BEGIN Records shown

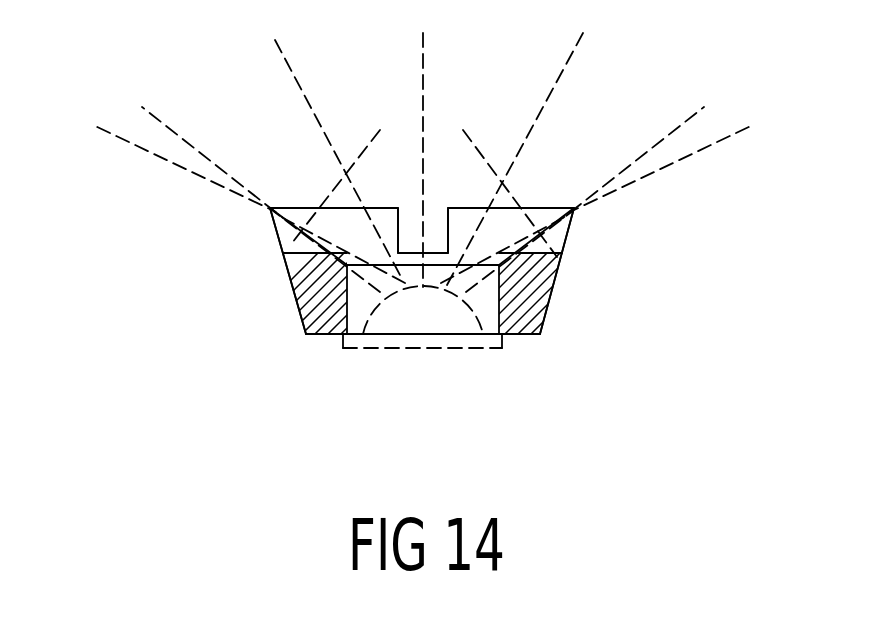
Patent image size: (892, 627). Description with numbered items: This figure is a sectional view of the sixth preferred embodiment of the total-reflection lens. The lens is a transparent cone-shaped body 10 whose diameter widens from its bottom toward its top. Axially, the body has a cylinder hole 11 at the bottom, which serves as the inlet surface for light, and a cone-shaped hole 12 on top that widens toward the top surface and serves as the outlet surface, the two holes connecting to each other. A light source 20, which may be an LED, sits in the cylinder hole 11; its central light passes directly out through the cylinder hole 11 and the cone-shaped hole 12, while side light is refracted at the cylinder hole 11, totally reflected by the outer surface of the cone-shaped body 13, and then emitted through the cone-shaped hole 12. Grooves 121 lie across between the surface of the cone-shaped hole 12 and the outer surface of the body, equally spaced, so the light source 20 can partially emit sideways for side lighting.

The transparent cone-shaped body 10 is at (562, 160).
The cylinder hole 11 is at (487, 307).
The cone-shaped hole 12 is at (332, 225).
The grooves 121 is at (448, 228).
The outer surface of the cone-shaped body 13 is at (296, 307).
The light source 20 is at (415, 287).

END Records shown
BEGIN Records shown

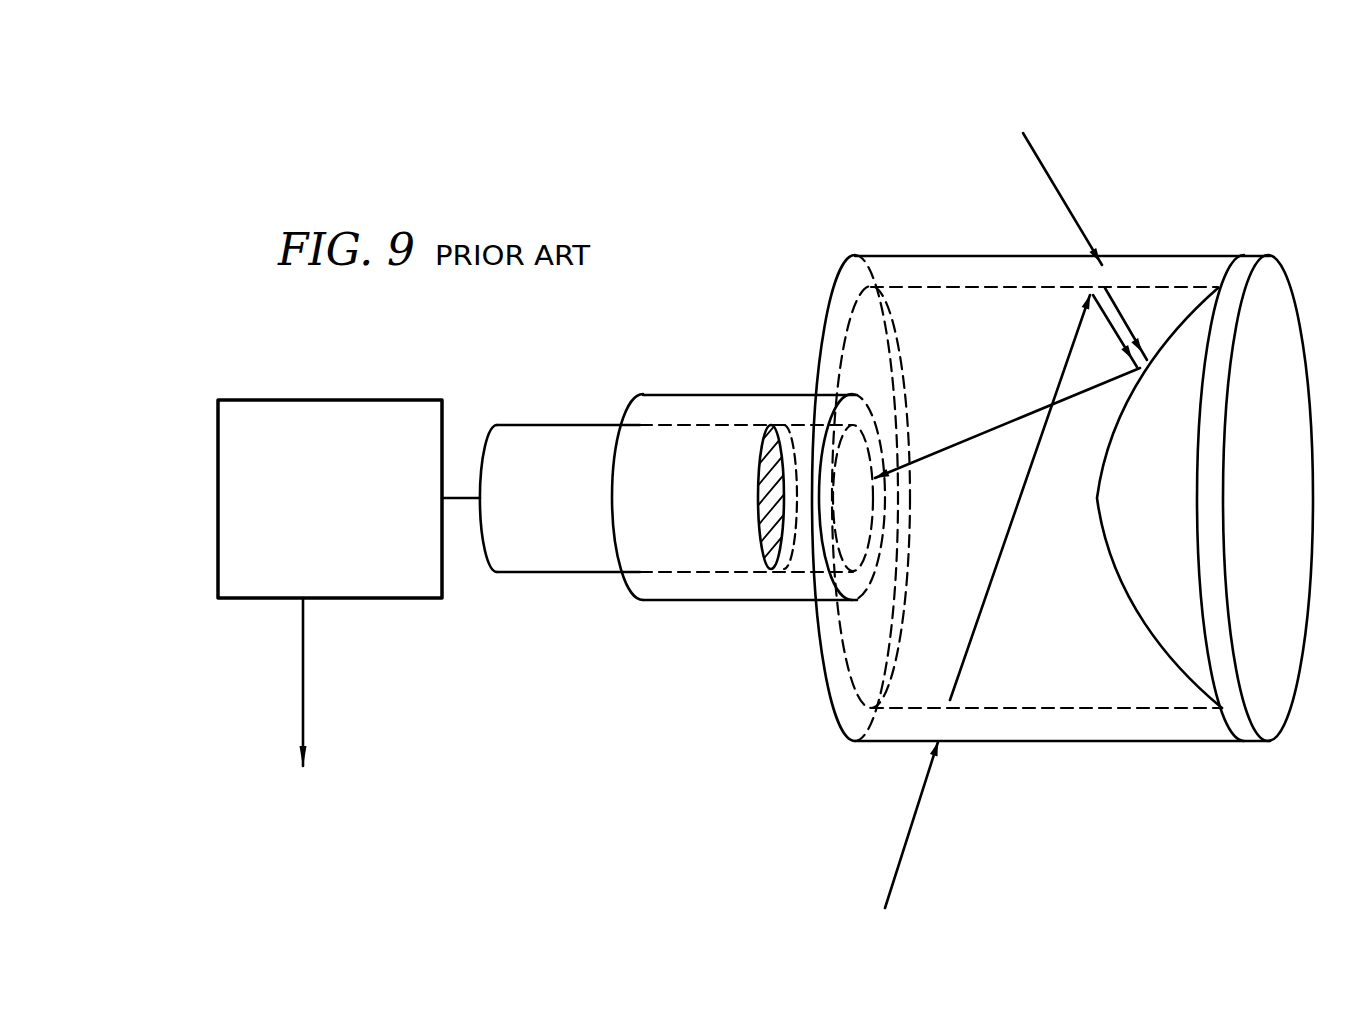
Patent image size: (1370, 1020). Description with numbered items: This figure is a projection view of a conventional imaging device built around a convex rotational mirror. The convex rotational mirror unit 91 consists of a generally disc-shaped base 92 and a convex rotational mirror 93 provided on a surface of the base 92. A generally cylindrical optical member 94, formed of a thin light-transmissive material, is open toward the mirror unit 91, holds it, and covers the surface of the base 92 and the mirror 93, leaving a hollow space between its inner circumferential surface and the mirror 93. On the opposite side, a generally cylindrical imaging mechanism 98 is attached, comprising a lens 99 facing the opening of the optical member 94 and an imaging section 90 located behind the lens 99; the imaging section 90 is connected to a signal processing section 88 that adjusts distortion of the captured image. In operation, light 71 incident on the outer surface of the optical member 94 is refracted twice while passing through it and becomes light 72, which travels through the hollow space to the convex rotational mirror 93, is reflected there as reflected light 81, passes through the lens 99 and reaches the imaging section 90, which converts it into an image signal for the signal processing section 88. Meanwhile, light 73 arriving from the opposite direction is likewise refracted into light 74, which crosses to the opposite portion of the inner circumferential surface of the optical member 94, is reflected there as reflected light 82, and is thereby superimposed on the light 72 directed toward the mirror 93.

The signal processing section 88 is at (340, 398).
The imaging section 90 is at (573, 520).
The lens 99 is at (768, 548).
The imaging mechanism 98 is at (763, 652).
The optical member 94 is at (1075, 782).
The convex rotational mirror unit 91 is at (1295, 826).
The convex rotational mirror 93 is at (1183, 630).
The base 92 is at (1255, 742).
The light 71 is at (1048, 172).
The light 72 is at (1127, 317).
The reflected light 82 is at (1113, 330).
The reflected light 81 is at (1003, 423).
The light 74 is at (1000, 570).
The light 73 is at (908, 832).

END Records shown
BEGIN Records shown

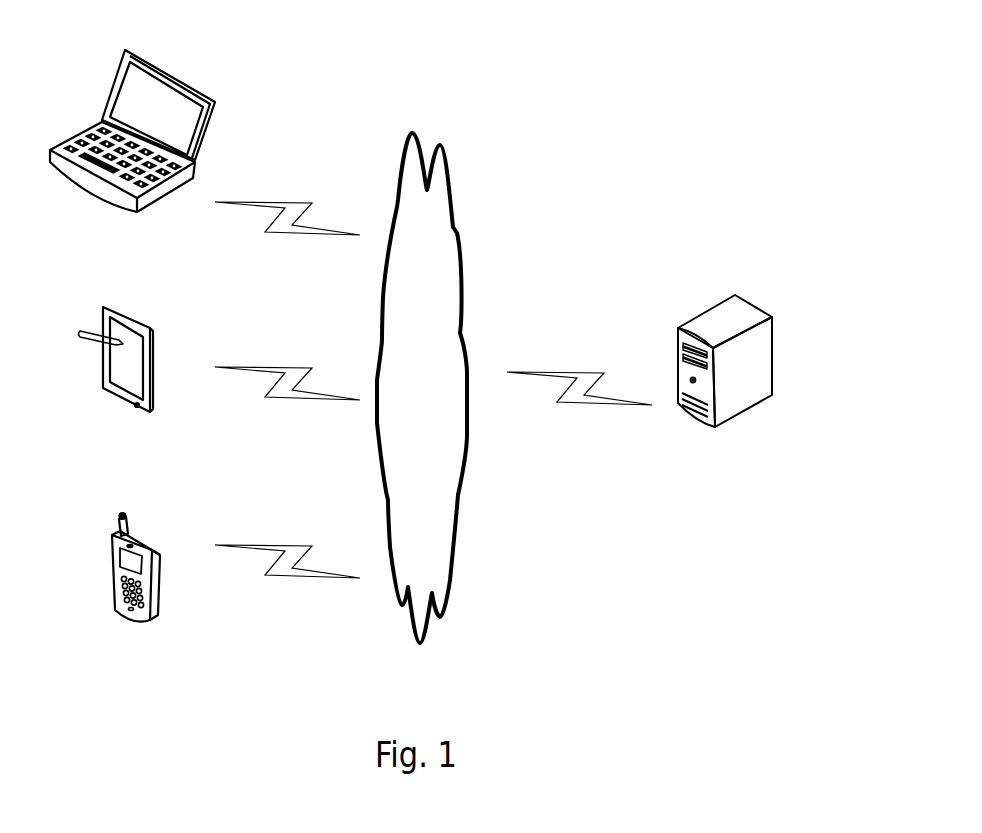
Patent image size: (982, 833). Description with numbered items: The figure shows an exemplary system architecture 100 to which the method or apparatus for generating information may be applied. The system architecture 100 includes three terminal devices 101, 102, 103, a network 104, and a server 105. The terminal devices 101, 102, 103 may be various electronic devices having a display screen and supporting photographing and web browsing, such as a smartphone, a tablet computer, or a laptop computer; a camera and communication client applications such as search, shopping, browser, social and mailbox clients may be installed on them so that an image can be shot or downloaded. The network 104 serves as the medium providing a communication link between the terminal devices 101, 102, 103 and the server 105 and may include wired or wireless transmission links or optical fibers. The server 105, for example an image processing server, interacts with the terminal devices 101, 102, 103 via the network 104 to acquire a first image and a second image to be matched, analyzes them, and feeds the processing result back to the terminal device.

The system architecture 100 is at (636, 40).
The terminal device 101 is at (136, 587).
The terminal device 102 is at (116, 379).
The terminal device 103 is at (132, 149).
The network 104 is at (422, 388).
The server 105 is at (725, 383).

END Records shown

→ **What is being asked**: Can you retype, with no changes, the lines from the one containing "Patent image size: (892, 627)." through the one containing "The light source 20 is at (415, 287).", including both of those lines?

→ **Full response**:
Patent image size: (892, 627). Description with numbered items: This figure is a sectional view of the sixth preferred embodiment of the total-reflection lens. The lens is a transparent cone-shaped body 10 whose diameter widens from its bottom toward its top. Axially, the body has a cylinder hole 11 at the bottom, which serves as the inlet surface for light, and a cone-shaped hole 12 on top that widens toward the top surface and serves as the outlet surface, the two holes connecting to each other. A light source 20, which may be an LED, sits in the cylinder hole 11; its central light passes directly out through the cylinder hole 11 and the cone-shaped hole 12, while side light is refracted at the cylinder hole 11, totally reflected by the outer surface of the cone-shaped body 13, and then emitted through the cone-shaped hole 12. Grooves 121 lie across between the surface of the cone-shaped hole 12 and the outer surface of the body, equally spaced, so the light source 20 can partially emit sideways for side lighting.

The transparent cone-shaped body 10 is at (562, 160).
The cylinder hole 11 is at (487, 307).
The cone-shaped hole 12 is at (332, 225).
The grooves 121 is at (448, 228).
The outer surface of the cone-shaped body 13 is at (296, 307).
The light source 20 is at (415, 287).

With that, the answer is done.